> REQUIRED WORK: Copy out each line of the material below with no changes.

[Dataset entries]
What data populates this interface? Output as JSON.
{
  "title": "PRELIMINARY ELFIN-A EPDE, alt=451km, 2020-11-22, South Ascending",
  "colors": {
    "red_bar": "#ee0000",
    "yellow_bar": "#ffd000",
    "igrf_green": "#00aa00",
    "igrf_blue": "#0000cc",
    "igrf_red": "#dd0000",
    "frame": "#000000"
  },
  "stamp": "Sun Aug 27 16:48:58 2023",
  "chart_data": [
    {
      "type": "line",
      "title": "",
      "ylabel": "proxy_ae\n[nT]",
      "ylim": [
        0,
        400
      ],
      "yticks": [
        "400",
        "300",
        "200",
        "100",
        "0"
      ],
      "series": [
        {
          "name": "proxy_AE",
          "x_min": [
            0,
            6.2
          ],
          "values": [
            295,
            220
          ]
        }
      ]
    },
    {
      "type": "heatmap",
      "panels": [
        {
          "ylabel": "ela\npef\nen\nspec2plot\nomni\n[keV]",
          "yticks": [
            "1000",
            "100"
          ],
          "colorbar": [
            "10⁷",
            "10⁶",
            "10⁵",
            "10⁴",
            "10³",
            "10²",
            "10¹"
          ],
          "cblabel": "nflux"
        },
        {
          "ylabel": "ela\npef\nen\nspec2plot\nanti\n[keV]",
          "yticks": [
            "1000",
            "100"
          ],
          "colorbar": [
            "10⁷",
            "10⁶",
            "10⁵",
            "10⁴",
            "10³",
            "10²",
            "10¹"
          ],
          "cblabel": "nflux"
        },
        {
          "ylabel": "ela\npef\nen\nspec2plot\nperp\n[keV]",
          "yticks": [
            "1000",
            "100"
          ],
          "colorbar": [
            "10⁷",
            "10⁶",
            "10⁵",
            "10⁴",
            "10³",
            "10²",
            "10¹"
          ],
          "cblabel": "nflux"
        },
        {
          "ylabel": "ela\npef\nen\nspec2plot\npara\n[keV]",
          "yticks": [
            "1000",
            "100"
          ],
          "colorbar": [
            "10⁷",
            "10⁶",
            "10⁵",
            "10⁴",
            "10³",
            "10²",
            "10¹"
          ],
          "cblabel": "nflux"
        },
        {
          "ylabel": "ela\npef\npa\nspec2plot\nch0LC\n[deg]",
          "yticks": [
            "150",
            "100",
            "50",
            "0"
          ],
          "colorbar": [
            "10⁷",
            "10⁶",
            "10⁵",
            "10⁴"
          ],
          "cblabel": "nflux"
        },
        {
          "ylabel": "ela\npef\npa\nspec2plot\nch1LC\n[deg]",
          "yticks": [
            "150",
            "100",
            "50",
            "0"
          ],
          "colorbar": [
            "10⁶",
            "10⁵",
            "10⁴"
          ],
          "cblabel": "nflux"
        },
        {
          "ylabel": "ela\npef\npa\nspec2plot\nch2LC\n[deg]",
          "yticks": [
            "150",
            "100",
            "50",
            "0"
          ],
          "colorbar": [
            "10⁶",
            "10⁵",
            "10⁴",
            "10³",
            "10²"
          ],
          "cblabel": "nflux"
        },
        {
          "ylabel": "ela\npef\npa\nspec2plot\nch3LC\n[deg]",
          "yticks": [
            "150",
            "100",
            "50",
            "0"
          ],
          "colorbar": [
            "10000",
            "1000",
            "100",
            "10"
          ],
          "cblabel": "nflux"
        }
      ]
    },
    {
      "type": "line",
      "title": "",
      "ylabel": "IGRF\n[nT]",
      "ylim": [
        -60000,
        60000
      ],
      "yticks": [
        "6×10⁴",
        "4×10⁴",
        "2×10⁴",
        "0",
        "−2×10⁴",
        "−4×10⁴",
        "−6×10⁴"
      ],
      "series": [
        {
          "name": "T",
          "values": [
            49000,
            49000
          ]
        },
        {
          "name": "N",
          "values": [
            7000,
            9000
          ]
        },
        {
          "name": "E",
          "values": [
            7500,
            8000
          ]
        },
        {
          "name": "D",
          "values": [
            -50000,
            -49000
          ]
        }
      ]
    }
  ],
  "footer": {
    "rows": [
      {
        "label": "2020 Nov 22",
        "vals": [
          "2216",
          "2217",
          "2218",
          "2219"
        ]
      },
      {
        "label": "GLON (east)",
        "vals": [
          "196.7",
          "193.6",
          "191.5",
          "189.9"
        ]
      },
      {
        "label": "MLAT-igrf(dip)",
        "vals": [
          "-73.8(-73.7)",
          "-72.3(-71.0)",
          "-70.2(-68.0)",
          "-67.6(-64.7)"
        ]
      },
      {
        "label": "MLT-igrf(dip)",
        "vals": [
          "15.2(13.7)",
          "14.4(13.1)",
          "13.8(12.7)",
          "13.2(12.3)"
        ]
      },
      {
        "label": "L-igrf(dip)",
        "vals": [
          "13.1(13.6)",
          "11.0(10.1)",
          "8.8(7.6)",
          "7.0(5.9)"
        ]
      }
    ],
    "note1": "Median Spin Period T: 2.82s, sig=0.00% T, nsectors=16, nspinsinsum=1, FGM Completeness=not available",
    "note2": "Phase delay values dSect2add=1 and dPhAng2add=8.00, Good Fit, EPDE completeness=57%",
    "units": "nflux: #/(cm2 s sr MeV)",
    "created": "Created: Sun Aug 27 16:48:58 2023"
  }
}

> TASK RESULT:
What data populates this interface? Output as JSON.
{
  "title": "PRELIMINARY ELFIN-A EPDE, alt=451km, 2020-11-22, South Ascending",
  "colors": {
    "red_bar": "#ee0000",
    "yellow_bar": "#ffd000",
    "igrf_green": "#00aa00",
    "igrf_blue": "#0000cc",
    "igrf_red": "#dd0000",
    "frame": "#000000"
  },
  "stamp": "Sun Aug 27 16:48:58 2023",
  "chart_data": [
    {
      "type": "line",
      "title": "",
      "ylabel": "proxy_ae\n[nT]",
      "ylim": [
        0,
        400
      ],
      "yticks": [
        "400",
        "300",
        "200",
        "100",
        "0"
      ],
      "series": [
        {
          "name": "proxy_AE",
          "x_min": [
            0,
            6.2
          ],
          "values": [
            295,
            220
          ]
        }
      ]
    },
    {
      "type": "heatmap",
      "panels": [
        {
          "ylabel": "ela\npef\nen\nspec2plot\nomni\n[keV]",
          "yticks": [
            "1000",
            "100"
          ],
          "colorbar": [
            "10⁷",
            "10⁶",
            "10⁵",
            "10⁴",
            "10³",
            "10²",
            "10¹"
          ],
          "cblabel": "nflux"
        },
        {
          "ylabel": "ela\npef\nen\nspec2plot\nanti\n[keV]",
          "yticks": [
            "1000",
            "100"
          ],
          "colorbar": [
            "10⁷",
            "10⁶",
            "10⁵",
            "10⁴",
            "10³",
            "10²",
            "10¹"
          ],
          "cblabel": "nflux"
        },
        {
          "ylabel": "ela\npef\nen\nspec2plot\nperp\n[keV]",
          "yticks": [
            "1000",
            "100"
          ],
          "colorbar": [
            "10⁷",
            "10⁶",
            "10⁵",
            "10⁴",
            "10³",
            "10²",
            "10¹"
          ],
          "cblabel": "nflux"
        },
        {
          "ylabel": "ela\npef\nen\nspec2plot\npara\n[keV]",
          "yticks": [
            "1000",
            "100"
          ],
          "colorbar": [
            "10⁷",
            "10⁶",
            "10⁵",
            "10⁴",
            "10³",
            "10²",
            "10¹"
          ],
          "cblabel": "nflux"
        },
        {
          "ylabel": "ela\npef\npa\nspec2plot\nch0LC\n[deg]",
          "yticks": [
            "150",
            "100",
            "50",
            "0"
          ],
          "colorbar": [
            "10⁷",
            "10⁶",
            "10⁵",
            "10⁴"
          ],
          "cblabel": "nflux"
        },
        {
          "ylabel": "ela\npef\npa\nspec2plot\nch1LC\n[deg]",
          "yticks": [
            "150",
            "100",
            "50",
            "0"
          ],
          "colorbar": [
            "10⁶",
            "10⁵",
            "10⁴"
          ],
          "cblabel": "nflux"
        },
        {
          "ylabel": "ela\npef\npa\nspec2plot\nch2LC\n[deg]",
          "yticks": [
            "150",
            "100",
            "50",
            "0"
          ],
          "colorbar": [
            "10⁶",
            "10⁵",
            "10⁴",
            "10³",
            "10²"
          ],
          "cblabel": "nflux"
        },
        {
          "ylabel": "ela\npef\npa\nspec2plot\nch3LC\n[deg]",
          "yticks": [
            "150",
            "100",
            "50",
            "0"
          ],
          "colorbar": [
            "10000",
            "1000",
            "100",
            "10"
          ],
          "cblabel": "nflux"
        }
      ]
    },
    {
      "type": "line",
      "title": "",
      "ylabel": "IGRF\n[nT]",
      "ylim": [
        -60000,
        60000
      ],
      "yticks": [
        "6×10⁴",
        "4×10⁴",
        "2×10⁴",
        "0",
        "−2×10⁴",
        "−4×10⁴",
        "−6×10⁴"
      ],
      "series": [
        {
          "name": "T",
          "values": [
            49000,
            49000
          ]
        },
        {
          "name": "N",
          "values": [
            7000,
            9000
          ]
        },
        {
          "name": "E",
          "values": [
            7500,
            8000
          ]
        },
        {
          "name": "D",
          "values": [
            -50000,
            -49000
          ]
        }
      ]
    }
  ],
  "footer": {
    "rows": [
      {
        "label": "2020 Nov 22",
        "vals": [
          "2216",
          "2217",
          "2218",
          "2219"
        ]
      },
      {
        "label": "GLON (east)",
        "vals": [
          "196.7",
          "193.6",
          "191.5",
          "189.9"
        ]
      },
      {
        "label": "MLAT-igrf(dip)",
        "vals": [
          "-73.8(-73.7)",
          "-72.3(-71.0)",
          "-70.2(-68.0)",
          "-67.6(-64.7)"
        ]
      },
      {
        "label": "MLT-igrf(dip)",
        "vals": [
          "15.2(13.7)",
          "14.4(13.1)",
          "13.8(12.7)",
          "13.2(12.3)"
        ]
      },
      {
        "label": "L-igrf(dip)",
        "vals": [
          "13.1(13.6)",
          "11.0(10.1)",
          "8.8(7.6)",
          "7.0(5.9)"
        ]
      }
    ],
    "note1": "Median Spin Period T: 2.82s, sig=0.00% T, nsectors=16, nspinsinsum=1, FGM Completeness=not available",
    "note2": "Phase delay values dSect2add=1 and dPhAng2add=8.00, Good Fit, EPDE completeness=57%",
    "units": "nflux: #/(cm2 s sr MeV)",
    "created": "Created: Sun Aug 27 16:48:58 2023"
  }
}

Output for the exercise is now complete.